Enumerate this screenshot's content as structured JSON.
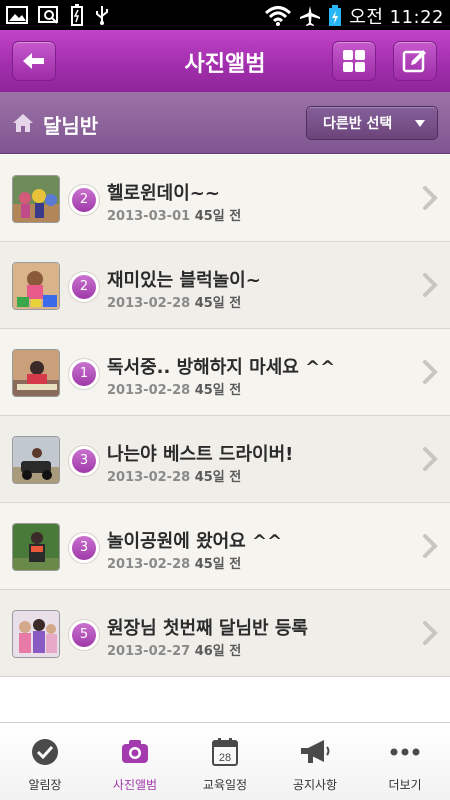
{
  "status_bar": {
    "time": "오전 11:22",
    "battery_icon": "battery-charging-icon",
    "wifi_icon": "wifi-icon",
    "airplane_icon": "airplane-icon"
  },
  "header": {
    "title": "사진앨범",
    "back_icon": "back-arrow-icon",
    "grid_icon": "grid-view-icon",
    "write_icon": "compose-icon"
  },
  "class_bar": {
    "name": "달님반",
    "select_label": "다른반 선택"
  },
  "albums": [
    {
      "count": "2",
      "title": "헬로윈데이~~",
      "date": "2013-03-01",
      "ago": "45일 전"
    },
    {
      "count": "2",
      "title": "재미있는 블럭놀이~",
      "date": "2013-02-28",
      "ago": "45일 전"
    },
    {
      "count": "1",
      "title": "독서중.. 방해하지 마세요 ^^",
      "date": "2013-02-28",
      "ago": "45일 전"
    },
    {
      "count": "3",
      "title": "나는야 베스트 드라이버!",
      "date": "2013-02-28",
      "ago": "45일 전"
    },
    {
      "count": "3",
      "title": "놀이공원에 왔어요 ^^",
      "date": "2013-02-28",
      "ago": "45일 전"
    },
    {
      "count": "5",
      "title": "원장님 첫번째 달님반 등록",
      "date": "2013-02-27",
      "ago": "46일 전"
    }
  ],
  "bottom_nav": [
    {
      "label": "알림장",
      "icon": "check-circle-icon",
      "active": false
    },
    {
      "label": "사진앨범",
      "icon": "camera-icon",
      "active": true
    },
    {
      "label": "교육일정",
      "icon": "calendar-icon",
      "active": false
    },
    {
      "label": "공지사항",
      "icon": "megaphone-icon",
      "active": false
    },
    {
      "label": "더보기",
      "icon": "more-dots-icon",
      "active": false
    }
  ],
  "colors": {
    "accent": "#a33aad",
    "header_purple": "#a32fae",
    "class_bar": "#8a62a0"
  }
}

——

Quote every line word for word and keep the images out of the copy.

• [CORRECT ANSWER]
Enumerate this screenshot's content as structured JSON.
{
  "status_bar": {
    "time": "오전 11:22",
    "battery_icon": "battery-charging-icon",
    "wifi_icon": "wifi-icon",
    "airplane_icon": "airplane-icon"
  },
  "header": {
    "title": "사진앨범",
    "back_icon": "back-arrow-icon",
    "grid_icon": "grid-view-icon",
    "write_icon": "compose-icon"
  },
  "class_bar": {
    "name": "달님반",
    "select_label": "다른반 선택"
  },
  "albums": [
    {
      "count": "2",
      "title": "헬로윈데이~~",
      "date": "2013-03-01",
      "ago": "45일 전"
    },
    {
      "count": "2",
      "title": "재미있는 블럭놀이~",
      "date": "2013-02-28",
      "ago": "45일 전"
    },
    {
      "count": "1",
      "title": "독서중.. 방해하지 마세요 ^^",
      "date": "2013-02-28",
      "ago": "45일 전"
    },
    {
      "count": "3",
      "title": "나는야 베스트 드라이버!",
      "date": "2013-02-28",
      "ago": "45일 전"
    },
    {
      "count": "3",
      "title": "놀이공원에 왔어요 ^^",
      "date": "2013-02-28",
      "ago": "45일 전"
    },
    {
      "count": "5",
      "title": "원장님 첫번째 달님반 등록",
      "date": "2013-02-27",
      "ago": "46일 전"
    }
  ],
  "bottom_nav": [
    {
      "label": "알림장",
      "icon": "check-circle-icon",
      "active": false
    },
    {
      "label": "사진앨범",
      "icon": "camera-icon",
      "active": true
    },
    {
      "label": "교육일정",
      "icon": "calendar-icon",
      "active": false
    },
    {
      "label": "공지사항",
      "icon": "megaphone-icon",
      "active": false
    },
    {
      "label": "더보기",
      "icon": "more-dots-icon",
      "active": false
    }
  ],
  "colors": {
    "accent": "#a33aad",
    "header_purple": "#a32fae",
    "class_bar": "#8a62a0"
  }
}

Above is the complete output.